- **Description of the task**
Extract all data as written.

↓↓↓

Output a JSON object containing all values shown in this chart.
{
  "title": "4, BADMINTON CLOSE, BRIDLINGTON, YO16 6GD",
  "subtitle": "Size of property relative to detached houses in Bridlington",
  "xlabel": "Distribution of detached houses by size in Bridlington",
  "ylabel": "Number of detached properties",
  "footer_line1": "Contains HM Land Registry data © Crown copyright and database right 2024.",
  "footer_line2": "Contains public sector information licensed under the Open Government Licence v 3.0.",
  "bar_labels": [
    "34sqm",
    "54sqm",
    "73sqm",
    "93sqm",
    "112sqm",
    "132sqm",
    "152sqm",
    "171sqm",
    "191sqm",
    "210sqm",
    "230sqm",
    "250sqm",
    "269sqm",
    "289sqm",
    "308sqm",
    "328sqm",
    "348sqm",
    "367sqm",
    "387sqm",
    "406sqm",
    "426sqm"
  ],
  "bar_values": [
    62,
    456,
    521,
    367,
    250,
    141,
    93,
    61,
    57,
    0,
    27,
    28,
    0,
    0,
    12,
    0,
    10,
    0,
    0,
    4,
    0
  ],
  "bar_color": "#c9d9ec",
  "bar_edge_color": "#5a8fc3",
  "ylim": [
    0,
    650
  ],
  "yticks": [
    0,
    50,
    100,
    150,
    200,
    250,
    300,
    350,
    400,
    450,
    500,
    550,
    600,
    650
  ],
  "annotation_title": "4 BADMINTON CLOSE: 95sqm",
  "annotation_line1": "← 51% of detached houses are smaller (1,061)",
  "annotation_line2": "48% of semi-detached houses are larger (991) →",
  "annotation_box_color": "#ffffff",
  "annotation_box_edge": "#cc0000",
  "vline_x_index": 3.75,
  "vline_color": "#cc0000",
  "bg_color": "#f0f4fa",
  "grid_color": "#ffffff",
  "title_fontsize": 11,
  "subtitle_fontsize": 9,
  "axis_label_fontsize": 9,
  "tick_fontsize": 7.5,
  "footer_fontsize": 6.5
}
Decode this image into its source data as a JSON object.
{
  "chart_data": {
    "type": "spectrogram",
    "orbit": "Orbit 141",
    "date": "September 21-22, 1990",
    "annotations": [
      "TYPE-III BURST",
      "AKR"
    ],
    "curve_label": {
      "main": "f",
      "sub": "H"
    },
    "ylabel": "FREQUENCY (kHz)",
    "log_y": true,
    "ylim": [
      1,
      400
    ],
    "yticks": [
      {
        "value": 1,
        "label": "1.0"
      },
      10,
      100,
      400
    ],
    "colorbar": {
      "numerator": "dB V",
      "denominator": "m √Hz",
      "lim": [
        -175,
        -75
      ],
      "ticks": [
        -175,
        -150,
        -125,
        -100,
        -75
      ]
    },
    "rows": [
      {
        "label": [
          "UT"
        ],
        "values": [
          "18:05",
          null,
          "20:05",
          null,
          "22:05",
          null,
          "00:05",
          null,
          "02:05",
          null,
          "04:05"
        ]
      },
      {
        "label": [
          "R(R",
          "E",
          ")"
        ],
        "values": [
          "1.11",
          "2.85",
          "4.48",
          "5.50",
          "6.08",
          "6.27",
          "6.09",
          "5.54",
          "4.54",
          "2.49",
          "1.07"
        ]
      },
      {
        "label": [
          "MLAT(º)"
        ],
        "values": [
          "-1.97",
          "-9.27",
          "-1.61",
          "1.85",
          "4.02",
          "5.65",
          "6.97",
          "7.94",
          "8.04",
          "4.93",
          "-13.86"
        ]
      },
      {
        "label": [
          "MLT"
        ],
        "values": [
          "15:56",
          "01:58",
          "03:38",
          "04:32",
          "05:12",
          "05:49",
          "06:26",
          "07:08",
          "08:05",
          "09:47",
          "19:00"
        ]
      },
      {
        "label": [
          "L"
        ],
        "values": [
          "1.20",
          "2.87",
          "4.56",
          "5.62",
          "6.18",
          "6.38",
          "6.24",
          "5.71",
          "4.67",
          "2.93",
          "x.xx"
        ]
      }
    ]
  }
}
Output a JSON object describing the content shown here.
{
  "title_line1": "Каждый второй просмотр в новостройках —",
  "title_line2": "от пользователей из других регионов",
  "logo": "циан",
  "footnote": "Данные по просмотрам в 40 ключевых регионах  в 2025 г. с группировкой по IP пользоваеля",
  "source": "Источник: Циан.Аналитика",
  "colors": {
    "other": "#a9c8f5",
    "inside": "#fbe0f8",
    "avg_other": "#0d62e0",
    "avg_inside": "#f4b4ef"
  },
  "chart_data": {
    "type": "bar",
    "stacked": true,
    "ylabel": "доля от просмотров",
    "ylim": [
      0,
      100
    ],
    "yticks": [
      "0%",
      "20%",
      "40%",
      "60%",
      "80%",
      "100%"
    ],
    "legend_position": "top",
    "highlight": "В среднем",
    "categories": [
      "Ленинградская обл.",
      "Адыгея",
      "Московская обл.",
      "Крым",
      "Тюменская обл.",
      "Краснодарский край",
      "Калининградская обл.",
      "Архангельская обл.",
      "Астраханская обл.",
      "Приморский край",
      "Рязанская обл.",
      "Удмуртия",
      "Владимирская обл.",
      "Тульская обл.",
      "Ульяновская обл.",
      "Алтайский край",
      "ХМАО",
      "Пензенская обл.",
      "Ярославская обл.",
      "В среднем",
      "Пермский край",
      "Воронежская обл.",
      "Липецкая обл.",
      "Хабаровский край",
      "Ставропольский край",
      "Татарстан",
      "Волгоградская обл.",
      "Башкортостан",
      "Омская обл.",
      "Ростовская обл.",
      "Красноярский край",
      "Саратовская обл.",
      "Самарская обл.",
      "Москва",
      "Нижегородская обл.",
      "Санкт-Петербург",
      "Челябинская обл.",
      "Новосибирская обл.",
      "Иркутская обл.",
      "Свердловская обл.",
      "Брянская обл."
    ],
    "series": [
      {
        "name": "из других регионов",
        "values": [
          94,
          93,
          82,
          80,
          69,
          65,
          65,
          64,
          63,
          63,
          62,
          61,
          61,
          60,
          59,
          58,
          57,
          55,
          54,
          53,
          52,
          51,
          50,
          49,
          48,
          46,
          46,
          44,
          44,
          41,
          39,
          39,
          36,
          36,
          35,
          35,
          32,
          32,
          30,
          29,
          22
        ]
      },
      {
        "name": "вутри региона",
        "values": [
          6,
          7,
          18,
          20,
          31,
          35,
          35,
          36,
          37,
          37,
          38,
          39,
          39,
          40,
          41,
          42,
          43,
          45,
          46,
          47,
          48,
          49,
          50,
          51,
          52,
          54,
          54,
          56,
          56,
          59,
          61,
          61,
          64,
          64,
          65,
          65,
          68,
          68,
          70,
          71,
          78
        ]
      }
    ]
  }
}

↑↑↑

- **Response**
Output a JSON object containing all values shown in this chart.
{
  "title": "4, BADMINTON CLOSE, BRIDLINGTON, YO16 6GD",
  "subtitle": "Size of property relative to detached houses in Bridlington",
  "xlabel": "Distribution of detached houses by size in Bridlington",
  "ylabel": "Number of detached properties",
  "footer_line1": "Contains HM Land Registry data © Crown copyright and database right 2024.",
  "footer_line2": "Contains public sector information licensed under the Open Government Licence v 3.0.",
  "bar_labels": [
    "34sqm",
    "54sqm",
    "73sqm",
    "93sqm",
    "112sqm",
    "132sqm",
    "152sqm",
    "171sqm",
    "191sqm",
    "210sqm",
    "230sqm",
    "250sqm",
    "269sqm",
    "289sqm",
    "308sqm",
    "328sqm",
    "348sqm",
    "367sqm",
    "387sqm",
    "406sqm",
    "426sqm"
  ],
  "bar_values": [
    62,
    456,
    521,
    367,
    250,
    141,
    93,
    61,
    57,
    0,
    27,
    28,
    0,
    0,
    12,
    0,
    10,
    0,
    0,
    4,
    0
  ],
  "bar_color": "#c9d9ec",
  "bar_edge_color": "#5a8fc3",
  "ylim": [
    0,
    650
  ],
  "yticks": [
    0,
    50,
    100,
    150,
    200,
    250,
    300,
    350,
    400,
    450,
    500,
    550,
    600,
    650
  ],
  "annotation_title": "4 BADMINTON CLOSE: 95sqm",
  "annotation_line1": "← 51% of detached houses are smaller (1,061)",
  "annotation_line2": "48% of semi-detached houses are larger (991) →",
  "annotation_box_color": "#ffffff",
  "annotation_box_edge": "#cc0000",
  "vline_x_index": 3.75,
  "vline_color": "#cc0000",
  "bg_color": "#f0f4fa",
  "grid_color": "#ffffff",
  "title_fontsize": 11,
  "subtitle_fontsize": 9,
  "axis_label_fontsize": 9,
  "tick_fontsize": 7.5,
  "footer_fontsize": 6.5
}
Decode this image into its source data as a JSON object.
{
  "chart_data": {
    "type": "spectrogram",
    "orbit": "Orbit 141",
    "date": "September 21-22, 1990",
    "annotations": [
      "TYPE-III BURST",
      "AKR"
    ],
    "curve_label": {
      "main": "f",
      "sub": "H"
    },
    "ylabel": "FREQUENCY (kHz)",
    "log_y": true,
    "ylim": [
      1,
      400
    ],
    "yticks": [
      {
        "value": 1,
        "label": "1.0"
      },
      10,
      100,
      400
    ],
    "colorbar": {
      "numerator": "dB V",
      "denominator": "m √Hz",
      "lim": [
        -175,
        -75
      ],
      "ticks": [
        -175,
        -150,
        -125,
        -100,
        -75
      ]
    },
    "rows": [
      {
        "label": [
          "UT"
        ],
        "values": [
          "18:05",
          null,
          "20:05",
          null,
          "22:05",
          null,
          "00:05",
          null,
          "02:05",
          null,
          "04:05"
        ]
      },
      {
        "label": [
          "R(R",
          "E",
          ")"
        ],
        "values": [
          "1.11",
          "2.85",
          "4.48",
          "5.50",
          "6.08",
          "6.27",
          "6.09",
          "5.54",
          "4.54",
          "2.49",
          "1.07"
        ]
      },
      {
        "label": [
          "MLAT(º)"
        ],
        "values": [
          "-1.97",
          "-9.27",
          "-1.61",
          "1.85",
          "4.02",
          "5.65",
          "6.97",
          "7.94",
          "8.04",
          "4.93",
          "-13.86"
        ]
      },
      {
        "label": [
          "MLT"
        ],
        "values": [
          "15:56",
          "01:58",
          "03:38",
          "04:32",
          "05:12",
          "05:49",
          "06:26",
          "07:08",
          "08:05",
          "09:47",
          "19:00"
        ]
      },
      {
        "label": [
          "L"
        ],
        "values": [
          "1.20",
          "2.87",
          "4.56",
          "5.62",
          "6.18",
          "6.38",
          "6.24",
          "5.71",
          "4.67",
          "2.93",
          "x.xx"
        ]
      }
    ]
  }
}
Output a JSON object describing the content shown here.
{
  "title_line1": "Каждый второй просмотр в новостройках —",
  "title_line2": "от пользователей из других регионов",
  "logo": "циан",
  "footnote": "Данные по просмотрам в 40 ключевых регионах  в 2025 г. с группировкой по IP пользоваеля",
  "source": "Источник: Циан.Аналитика",
  "colors": {
    "other": "#a9c8f5",
    "inside": "#fbe0f8",
    "avg_other": "#0d62e0",
    "avg_inside": "#f4b4ef"
  },
  "chart_data": {
    "type": "bar",
    "stacked": true,
    "ylabel": "доля от просмотров",
    "ylim": [
      0,
      100
    ],
    "yticks": [
      "0%",
      "20%",
      "40%",
      "60%",
      "80%",
      "100%"
    ],
    "legend_position": "top",
    "highlight": "В среднем",
    "categories": [
      "Ленинградская обл.",
      "Адыгея",
      "Московская обл.",
      "Крым",
      "Тюменская обл.",
      "Краснодарский край",
      "Калининградская обл.",
      "Архангельская обл.",
      "Астраханская обл.",
      "Приморский край",
      "Рязанская обл.",
      "Удмуртия",
      "Владимирская обл.",
      "Тульская обл.",
      "Ульяновская обл.",
      "Алтайский край",
      "ХМАО",
      "Пензенская обл.",
      "Ярославская обл.",
      "В среднем",
      "Пермский край",
      "Воронежская обл.",
      "Липецкая обл.",
      "Хабаровский край",
      "Ставропольский край",
      "Татарстан",
      "Волгоградская обл.",
      "Башкортостан",
      "Омская обл.",
      "Ростовская обл.",
      "Красноярский край",
      "Саратовская обл.",
      "Самарская обл.",
      "Москва",
      "Нижегородская обл.",
      "Санкт-Петербург",
      "Челябинская обл.",
      "Новосибирская обл.",
      "Иркутская обл.",
      "Свердловская обл.",
      "Брянская обл."
    ],
    "series": [
      {
        "name": "из других регионов",
        "values": [
          94,
          93,
          82,
          80,
          69,
          65,
          65,
          64,
          63,
          63,
          62,
          61,
          61,
          60,
          59,
          58,
          57,
          55,
          54,
          53,
          52,
          51,
          50,
          49,
          48,
          46,
          46,
          44,
          44,
          41,
          39,
          39,
          36,
          36,
          35,
          35,
          32,
          32,
          30,
          29,
          22
        ]
      },
      {
        "name": "вутри региона",
        "values": [
          6,
          7,
          18,
          20,
          31,
          35,
          35,
          36,
          37,
          37,
          38,
          39,
          39,
          40,
          41,
          42,
          43,
          45,
          46,
          47,
          48,
          49,
          50,
          51,
          52,
          54,
          54,
          56,
          56,
          59,
          61,
          61,
          64,
          64,
          65,
          65,
          68,
          68,
          70,
          71,
          78
        ]
      }
    ]
  }
}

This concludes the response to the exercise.